Exercise instructions: Extract every line where the string "Субсидии" appears.

Records for the exercise:
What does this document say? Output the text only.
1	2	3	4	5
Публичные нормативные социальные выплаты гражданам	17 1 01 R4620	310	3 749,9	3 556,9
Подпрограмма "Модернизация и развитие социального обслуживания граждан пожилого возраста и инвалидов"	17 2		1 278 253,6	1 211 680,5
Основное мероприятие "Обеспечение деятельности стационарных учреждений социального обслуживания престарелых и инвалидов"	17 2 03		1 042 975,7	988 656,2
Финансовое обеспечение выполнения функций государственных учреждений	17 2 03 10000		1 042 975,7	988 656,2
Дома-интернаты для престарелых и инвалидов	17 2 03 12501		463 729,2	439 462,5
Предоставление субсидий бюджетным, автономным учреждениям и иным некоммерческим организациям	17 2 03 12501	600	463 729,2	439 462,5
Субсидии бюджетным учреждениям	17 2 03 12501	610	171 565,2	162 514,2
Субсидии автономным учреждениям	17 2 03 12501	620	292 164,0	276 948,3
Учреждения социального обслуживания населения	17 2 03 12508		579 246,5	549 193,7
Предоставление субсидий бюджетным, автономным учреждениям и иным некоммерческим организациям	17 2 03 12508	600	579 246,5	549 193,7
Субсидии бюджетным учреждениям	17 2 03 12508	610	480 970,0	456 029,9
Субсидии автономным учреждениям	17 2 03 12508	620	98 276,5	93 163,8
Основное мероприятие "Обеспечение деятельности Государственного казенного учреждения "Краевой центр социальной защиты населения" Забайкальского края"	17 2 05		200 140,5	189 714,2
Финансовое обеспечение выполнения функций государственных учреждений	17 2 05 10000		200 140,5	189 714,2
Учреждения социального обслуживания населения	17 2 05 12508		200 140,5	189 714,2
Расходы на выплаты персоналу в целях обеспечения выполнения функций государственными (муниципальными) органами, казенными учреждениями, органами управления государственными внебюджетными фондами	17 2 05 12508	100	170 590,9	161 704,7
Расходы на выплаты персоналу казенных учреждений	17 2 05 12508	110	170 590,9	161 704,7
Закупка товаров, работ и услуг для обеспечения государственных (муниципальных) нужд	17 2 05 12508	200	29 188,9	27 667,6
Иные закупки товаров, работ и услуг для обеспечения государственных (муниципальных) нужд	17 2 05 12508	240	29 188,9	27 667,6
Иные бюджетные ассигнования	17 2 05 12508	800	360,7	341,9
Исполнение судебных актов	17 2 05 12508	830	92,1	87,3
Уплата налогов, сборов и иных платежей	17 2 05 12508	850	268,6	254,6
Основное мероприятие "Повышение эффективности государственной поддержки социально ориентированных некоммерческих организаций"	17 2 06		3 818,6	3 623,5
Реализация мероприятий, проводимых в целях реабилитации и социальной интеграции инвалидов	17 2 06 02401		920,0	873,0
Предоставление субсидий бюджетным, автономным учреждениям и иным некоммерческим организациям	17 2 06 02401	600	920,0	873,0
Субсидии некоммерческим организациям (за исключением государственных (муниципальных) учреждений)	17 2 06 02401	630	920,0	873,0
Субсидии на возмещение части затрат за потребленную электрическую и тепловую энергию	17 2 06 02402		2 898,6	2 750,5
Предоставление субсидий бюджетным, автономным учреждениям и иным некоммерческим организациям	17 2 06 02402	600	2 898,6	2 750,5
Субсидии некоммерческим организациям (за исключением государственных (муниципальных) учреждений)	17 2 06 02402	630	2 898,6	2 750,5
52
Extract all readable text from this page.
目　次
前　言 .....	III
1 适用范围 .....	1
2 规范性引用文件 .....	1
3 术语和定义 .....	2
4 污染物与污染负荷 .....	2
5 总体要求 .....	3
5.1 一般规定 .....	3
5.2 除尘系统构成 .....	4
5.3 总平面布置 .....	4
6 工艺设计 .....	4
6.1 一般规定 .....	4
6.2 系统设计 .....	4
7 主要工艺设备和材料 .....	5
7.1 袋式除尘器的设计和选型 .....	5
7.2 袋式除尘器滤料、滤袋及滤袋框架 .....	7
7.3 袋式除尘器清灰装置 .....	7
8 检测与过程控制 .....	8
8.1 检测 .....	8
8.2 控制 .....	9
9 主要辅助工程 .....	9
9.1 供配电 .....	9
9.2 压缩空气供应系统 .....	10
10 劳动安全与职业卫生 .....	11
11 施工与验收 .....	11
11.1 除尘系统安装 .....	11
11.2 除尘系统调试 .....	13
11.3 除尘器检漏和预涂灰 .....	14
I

Solution below:
Субсидии бюджетным учреждениям	17 2 03 12501	610	171 565,2	162 514,2
Субсидии автономным учреждениям	17 2 03 12501	620	292 164,0	276 948,3
Субсидии бюджетным учреждениям	17 2 03 12508	610	480 970,0	456 029,9
Субсидии автономным учреждениям	17 2 03 12508	620	98 276,5	93 163,8
Субсидии некоммерческим организациям (за исключением государственных (муниципальных) учреждений)	17 2 06 02401	630	920,0	873,0
Субсидии на возмещение части затрат за потребленную электрическую и тепловую энергию	17 2 06 02402		2 898,6	2 750,5
Субсидии некоммерческим организациям (за исключением государственных (муниципальных) учреждений)	17 2 06 02402	630	2 898,6	2 750,5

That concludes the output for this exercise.